### Request:
Collect every line that includes the string "text".

### Raw records:
--- start ---
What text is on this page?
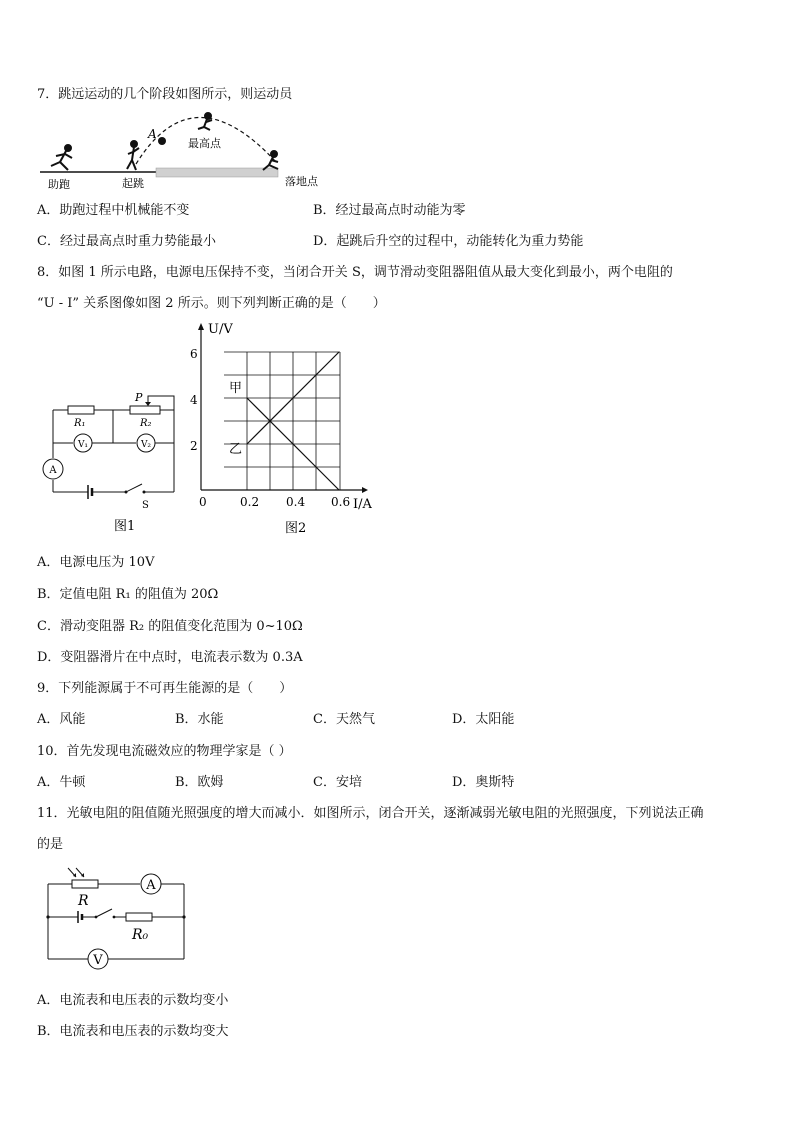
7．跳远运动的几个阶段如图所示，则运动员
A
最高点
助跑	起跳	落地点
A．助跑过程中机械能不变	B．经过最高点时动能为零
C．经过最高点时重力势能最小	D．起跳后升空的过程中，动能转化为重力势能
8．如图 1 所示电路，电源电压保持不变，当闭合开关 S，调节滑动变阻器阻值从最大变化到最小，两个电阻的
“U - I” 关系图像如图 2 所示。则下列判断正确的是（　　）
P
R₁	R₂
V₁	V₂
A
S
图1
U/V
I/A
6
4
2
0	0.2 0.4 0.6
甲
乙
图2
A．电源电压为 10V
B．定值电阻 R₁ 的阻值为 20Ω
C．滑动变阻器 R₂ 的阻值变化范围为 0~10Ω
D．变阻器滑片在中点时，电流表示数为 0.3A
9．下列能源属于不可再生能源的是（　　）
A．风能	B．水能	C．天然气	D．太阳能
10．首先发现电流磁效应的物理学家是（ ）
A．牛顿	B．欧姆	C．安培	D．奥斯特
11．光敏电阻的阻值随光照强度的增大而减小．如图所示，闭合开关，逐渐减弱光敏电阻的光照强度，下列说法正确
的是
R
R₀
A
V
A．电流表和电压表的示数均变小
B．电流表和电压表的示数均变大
--- end ---
--- start ---
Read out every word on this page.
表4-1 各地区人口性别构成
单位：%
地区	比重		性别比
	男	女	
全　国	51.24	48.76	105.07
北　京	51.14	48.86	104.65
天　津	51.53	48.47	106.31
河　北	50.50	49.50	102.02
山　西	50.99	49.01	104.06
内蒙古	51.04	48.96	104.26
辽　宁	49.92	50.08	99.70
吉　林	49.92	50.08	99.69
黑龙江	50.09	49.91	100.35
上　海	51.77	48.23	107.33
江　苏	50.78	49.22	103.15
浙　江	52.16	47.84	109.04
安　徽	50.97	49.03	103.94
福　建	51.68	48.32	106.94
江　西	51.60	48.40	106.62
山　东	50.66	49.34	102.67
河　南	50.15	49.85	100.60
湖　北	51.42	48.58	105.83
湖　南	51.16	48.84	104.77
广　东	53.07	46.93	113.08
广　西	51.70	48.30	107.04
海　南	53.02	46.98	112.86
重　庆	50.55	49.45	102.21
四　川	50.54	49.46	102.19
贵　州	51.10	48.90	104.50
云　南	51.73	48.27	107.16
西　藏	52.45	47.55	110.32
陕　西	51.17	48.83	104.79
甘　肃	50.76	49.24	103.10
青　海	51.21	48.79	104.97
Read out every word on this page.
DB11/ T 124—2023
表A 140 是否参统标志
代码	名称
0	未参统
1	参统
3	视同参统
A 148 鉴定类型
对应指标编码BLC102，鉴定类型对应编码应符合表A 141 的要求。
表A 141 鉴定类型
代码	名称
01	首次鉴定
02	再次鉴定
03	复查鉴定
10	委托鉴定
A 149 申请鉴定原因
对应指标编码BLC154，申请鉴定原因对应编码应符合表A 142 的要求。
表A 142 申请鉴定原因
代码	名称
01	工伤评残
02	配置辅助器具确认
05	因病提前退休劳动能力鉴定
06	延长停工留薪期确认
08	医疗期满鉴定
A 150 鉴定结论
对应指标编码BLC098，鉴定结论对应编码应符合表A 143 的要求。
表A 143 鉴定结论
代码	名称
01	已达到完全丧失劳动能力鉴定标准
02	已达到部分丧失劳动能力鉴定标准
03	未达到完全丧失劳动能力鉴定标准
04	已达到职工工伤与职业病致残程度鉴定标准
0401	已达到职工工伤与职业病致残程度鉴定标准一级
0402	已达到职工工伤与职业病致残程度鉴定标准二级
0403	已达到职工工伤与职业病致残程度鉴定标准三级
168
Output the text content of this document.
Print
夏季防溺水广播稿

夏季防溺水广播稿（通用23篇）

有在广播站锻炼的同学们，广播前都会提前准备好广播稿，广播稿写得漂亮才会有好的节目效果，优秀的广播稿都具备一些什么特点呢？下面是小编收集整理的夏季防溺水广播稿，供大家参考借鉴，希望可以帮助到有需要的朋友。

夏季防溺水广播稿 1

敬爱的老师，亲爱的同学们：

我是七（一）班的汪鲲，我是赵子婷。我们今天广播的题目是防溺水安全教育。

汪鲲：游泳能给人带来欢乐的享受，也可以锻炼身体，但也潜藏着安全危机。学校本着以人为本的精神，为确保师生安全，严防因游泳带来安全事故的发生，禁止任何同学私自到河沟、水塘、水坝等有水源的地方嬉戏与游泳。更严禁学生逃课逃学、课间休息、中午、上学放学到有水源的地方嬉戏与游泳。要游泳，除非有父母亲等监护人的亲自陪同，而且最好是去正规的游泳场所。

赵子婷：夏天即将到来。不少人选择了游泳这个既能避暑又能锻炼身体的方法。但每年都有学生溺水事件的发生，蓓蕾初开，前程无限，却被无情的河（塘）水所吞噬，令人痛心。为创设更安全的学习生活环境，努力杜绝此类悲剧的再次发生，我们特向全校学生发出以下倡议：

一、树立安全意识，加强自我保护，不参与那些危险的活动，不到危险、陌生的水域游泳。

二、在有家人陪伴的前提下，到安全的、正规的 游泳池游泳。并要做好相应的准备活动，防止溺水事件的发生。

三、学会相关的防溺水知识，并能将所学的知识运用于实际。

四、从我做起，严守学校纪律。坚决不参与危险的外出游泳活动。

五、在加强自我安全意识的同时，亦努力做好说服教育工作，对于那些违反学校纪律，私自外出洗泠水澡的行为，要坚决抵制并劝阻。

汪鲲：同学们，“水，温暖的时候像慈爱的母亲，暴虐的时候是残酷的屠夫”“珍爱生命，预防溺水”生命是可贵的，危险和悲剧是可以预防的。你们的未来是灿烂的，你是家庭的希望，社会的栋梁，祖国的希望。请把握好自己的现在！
--- end ---
### Expected output:
What text is on this page?
Output the text content of this document.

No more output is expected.